* START *

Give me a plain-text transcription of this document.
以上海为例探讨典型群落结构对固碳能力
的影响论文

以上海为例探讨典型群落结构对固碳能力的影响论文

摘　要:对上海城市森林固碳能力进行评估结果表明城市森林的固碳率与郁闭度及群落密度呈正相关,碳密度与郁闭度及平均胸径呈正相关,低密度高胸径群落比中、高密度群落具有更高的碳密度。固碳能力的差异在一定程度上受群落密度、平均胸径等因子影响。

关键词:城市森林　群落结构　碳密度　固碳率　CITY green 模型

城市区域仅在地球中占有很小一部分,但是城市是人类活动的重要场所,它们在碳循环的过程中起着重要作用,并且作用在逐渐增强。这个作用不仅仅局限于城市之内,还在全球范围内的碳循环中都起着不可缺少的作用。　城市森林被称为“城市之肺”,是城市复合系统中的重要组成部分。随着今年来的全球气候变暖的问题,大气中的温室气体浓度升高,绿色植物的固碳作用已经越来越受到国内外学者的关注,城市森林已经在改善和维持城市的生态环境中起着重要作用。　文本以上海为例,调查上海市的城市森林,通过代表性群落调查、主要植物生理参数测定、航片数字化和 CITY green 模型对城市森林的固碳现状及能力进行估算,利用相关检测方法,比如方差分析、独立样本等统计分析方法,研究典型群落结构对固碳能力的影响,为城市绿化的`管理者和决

* END *

What you are asked to do
Return the full listing, character for character.

Correct answer
Give me a plain-text transcription of this document.
以上海为例探讨典型群落结构对固碳能力
的影响论文

以上海为例探讨典型群落结构对固碳能力的影响论文

摘　要:对上海城市森林固碳能力进行评估结果表明城市森林的固碳率与郁闭度及群落密度呈正相关,碳密度与郁闭度及平均胸径呈正相关,低密度高胸径群落比中、高密度群落具有更高的碳密度。固碳能力的差异在一定程度上受群落密度、平均胸径等因子影响。

关键词:城市森林　群落结构　碳密度　固碳率　CITY green 模型

城市区域仅在地球中占有很小一部分,但是城市是人类活动的重要场所,它们在碳循环的过程中起着重要作用,并且作用在逐渐增强。这个作用不仅仅局限于城市之内,还在全球范围内的碳循环中都起着不可缺少的作用。　城市森林被称为“城市之肺”,是城市复合系统中的重要组成部分。随着今年来的全球气候变暖的问题,大气中的温室气体浓度升高,绿色植物的固碳作用已经越来越受到国内外学者的关注,城市森林已经在改善和维持城市的生态环境中起着重要作用。　文本以上海为例,调查上海市的城市森林,通过代表性群落调查、主要植物生理参数测定、航片数字化和 CITY green 模型对城市森林的固碳现状及能力进行估算,利用相关检测方法,比如方差分析、独立样本等统计分析方法,研究典型群落结构对固碳能力的影响,为城市绿化的`管理者和决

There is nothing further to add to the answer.